Source data:
* begin *
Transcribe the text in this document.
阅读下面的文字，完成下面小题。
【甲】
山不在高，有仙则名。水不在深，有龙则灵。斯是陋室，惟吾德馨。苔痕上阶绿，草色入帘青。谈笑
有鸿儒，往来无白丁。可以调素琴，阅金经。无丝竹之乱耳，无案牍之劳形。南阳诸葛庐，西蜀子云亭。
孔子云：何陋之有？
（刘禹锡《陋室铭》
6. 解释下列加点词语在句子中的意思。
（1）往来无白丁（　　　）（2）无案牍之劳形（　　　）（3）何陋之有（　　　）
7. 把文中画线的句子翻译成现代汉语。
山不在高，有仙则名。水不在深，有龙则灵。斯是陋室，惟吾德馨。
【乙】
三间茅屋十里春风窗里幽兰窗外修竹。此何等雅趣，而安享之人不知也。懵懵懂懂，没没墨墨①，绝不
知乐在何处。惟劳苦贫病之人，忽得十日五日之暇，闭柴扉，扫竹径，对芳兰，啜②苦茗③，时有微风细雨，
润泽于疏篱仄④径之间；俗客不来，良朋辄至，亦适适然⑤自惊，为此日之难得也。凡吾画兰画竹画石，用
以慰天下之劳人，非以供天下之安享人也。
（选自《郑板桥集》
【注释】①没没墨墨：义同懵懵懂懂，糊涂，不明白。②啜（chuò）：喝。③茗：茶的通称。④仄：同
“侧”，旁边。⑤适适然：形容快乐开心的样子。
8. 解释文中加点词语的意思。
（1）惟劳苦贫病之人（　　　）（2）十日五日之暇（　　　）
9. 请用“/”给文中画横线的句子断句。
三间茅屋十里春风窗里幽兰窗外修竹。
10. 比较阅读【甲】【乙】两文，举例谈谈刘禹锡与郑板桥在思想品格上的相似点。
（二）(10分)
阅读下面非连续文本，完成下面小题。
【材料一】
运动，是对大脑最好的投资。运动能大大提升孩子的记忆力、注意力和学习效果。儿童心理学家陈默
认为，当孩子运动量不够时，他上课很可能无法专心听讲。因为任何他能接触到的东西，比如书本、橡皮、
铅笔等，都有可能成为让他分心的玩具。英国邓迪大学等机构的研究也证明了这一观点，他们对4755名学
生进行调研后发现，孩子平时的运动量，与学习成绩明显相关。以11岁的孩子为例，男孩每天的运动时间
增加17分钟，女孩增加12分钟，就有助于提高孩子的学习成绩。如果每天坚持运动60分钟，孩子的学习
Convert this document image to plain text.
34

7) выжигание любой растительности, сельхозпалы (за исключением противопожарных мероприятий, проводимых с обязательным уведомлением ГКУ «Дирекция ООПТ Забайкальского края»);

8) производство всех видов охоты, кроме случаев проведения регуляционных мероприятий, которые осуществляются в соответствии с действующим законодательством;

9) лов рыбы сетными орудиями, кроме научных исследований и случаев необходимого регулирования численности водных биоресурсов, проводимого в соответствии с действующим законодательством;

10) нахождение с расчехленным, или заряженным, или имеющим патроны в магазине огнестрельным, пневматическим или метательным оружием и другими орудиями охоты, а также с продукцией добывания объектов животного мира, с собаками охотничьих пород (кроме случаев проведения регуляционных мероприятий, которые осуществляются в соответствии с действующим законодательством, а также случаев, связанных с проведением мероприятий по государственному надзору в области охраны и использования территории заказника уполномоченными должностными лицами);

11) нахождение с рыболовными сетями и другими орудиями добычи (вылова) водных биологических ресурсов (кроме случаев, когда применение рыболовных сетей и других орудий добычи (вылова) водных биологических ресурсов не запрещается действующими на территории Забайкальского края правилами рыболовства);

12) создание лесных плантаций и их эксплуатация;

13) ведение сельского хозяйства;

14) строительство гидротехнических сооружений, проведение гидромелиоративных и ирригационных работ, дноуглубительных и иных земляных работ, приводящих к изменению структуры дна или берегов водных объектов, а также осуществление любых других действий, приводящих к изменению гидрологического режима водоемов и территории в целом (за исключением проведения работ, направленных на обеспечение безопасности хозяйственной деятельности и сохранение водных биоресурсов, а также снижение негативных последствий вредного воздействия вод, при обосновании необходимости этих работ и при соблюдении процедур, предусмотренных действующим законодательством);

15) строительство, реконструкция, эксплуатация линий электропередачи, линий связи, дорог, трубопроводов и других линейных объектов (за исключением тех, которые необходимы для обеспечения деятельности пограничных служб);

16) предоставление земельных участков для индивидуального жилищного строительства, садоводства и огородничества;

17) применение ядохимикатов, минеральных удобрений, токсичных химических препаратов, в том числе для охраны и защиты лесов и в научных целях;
* end *
Written problem: From the records above, extract each line exactly as shown.

Expected answer:
Transcribe the text in this document.
阅读下面的文字，完成下面小题。
【甲】
山不在高，有仙则名。水不在深，有龙则灵。斯是陋室，惟吾德馨。苔痕上阶绿，草色入帘青。谈笑
有鸿儒，往来无白丁。可以调素琴，阅金经。无丝竹之乱耳，无案牍之劳形。南阳诸葛庐，西蜀子云亭。
孔子云：何陋之有？
（刘禹锡《陋室铭》
6. 解释下列加点词语在句子中的意思。
（1）往来无白丁（　　　）（2）无案牍之劳形（　　　）（3）何陋之有（　　　）
7. 把文中画线的句子翻译成现代汉语。
山不在高，有仙则名。水不在深，有龙则灵。斯是陋室，惟吾德馨。
【乙】
三间茅屋十里春风窗里幽兰窗外修竹。此何等雅趣，而安享之人不知也。懵懵懂懂，没没墨墨①，绝不
知乐在何处。惟劳苦贫病之人，忽得十日五日之暇，闭柴扉，扫竹径，对芳兰，啜②苦茗③，时有微风细雨，
润泽于疏篱仄④径之间；俗客不来，良朋辄至，亦适适然⑤自惊，为此日之难得也。凡吾画兰画竹画石，用
以慰天下之劳人，非以供天下之安享人也。
（选自《郑板桥集》
【注释】①没没墨墨：义同懵懵懂懂，糊涂，不明白。②啜（chuò）：喝。③茗：茶的通称。④仄：同
“侧”，旁边。⑤适适然：形容快乐开心的样子。
8. 解释文中加点词语的意思。
（1）惟劳苦贫病之人（　　　）（2）十日五日之暇（　　　）
9. 请用“/”给文中画横线的句子断句。
三间茅屋十里春风窗里幽兰窗外修竹。
10. 比较阅读【甲】【乙】两文，举例谈谈刘禹锡与郑板桥在思想品格上的相似点。
（二）(10分)
阅读下面非连续文本，完成下面小题。
【材料一】
运动，是对大脑最好的投资。运动能大大提升孩子的记忆力、注意力和学习效果。儿童心理学家陈默
认为，当孩子运动量不够时，他上课很可能无法专心听讲。因为任何他能接触到的东西，比如书本、橡皮、
铅笔等，都有可能成为让他分心的玩具。英国邓迪大学等机构的研究也证明了这一观点，他们对4755名学
生进行调研后发现，孩子平时的运动量，与学习成绩明显相关。以11岁的孩子为例，男孩每天的运动时间
增加17分钟，女孩增加12分钟，就有助于提高孩子的学习成绩。如果每天坚持运动60分钟，孩子的学习
Convert this document image to plain text.
34

7) выжигание любой растительности, сельхозпалы (за исключением противопожарных мероприятий, проводимых с обязательным уведомлением ГКУ «Дирекция ООПТ Забайкальского края»);

8) производство всех видов охоты, кроме случаев проведения регуляционных мероприятий, которые осуществляются в соответствии с действующим законодательством;

9) лов рыбы сетными орудиями, кроме научных исследований и случаев необходимого регулирования численности водных биоресурсов, проводимого в соответствии с действующим законодательством;

10) нахождение с расчехленным, или заряженным, или имеющим патроны в магазине огнестрельным, пневматическим или метательным оружием и другими орудиями охоты, а также с продукцией добывания объектов животного мира, с собаками охотничьих пород (кроме случаев проведения регуляционных мероприятий, которые осуществляются в соответствии с действующим законодательством, а также случаев, связанных с проведением мероприятий по государственному надзору в области охраны и использования территории заказника уполномоченными должностными лицами);

11) нахождение с рыболовными сетями и другими орудиями добычи (вылова) водных биологических ресурсов (кроме случаев, когда применение рыболовных сетей и других орудий добычи (вылова) водных биологических ресурсов не запрещается действующими на территории Забайкальского края правилами рыболовства);

12) создание лесных плантаций и их эксплуатация;

13) ведение сельского хозяйства;

14) строительство гидротехнических сооружений, проведение гидромелиоративных и ирригационных работ, дноуглубительных и иных земляных работ, приводящих к изменению структуры дна или берегов водных объектов, а также осуществление любых других действий, приводящих к изменению гидрологического режима водоемов и территории в целом (за исключением проведения работ, направленных на обеспечение безопасности хозяйственной деятельности и сохранение водных биоресурсов, а также снижение негативных последствий вредного воздействия вод, при обосновании необходимости этих работ и при соблюдении процедур, предусмотренных действующим законодательством);

15) строительство, реконструкция, эксплуатация линий электропередачи, линий связи, дорог, трубопроводов и других линейных объектов (за исключением тех, которые необходимы для обеспечения деятельности пограничных служб);

16) предоставление земельных участков для индивидуального жилищного строительства, садоводства и огородничества;

17) применение ядохимикатов, минеральных удобрений, токсичных химических препаратов, в том числе для охраны и защиты лесов и в научных целях;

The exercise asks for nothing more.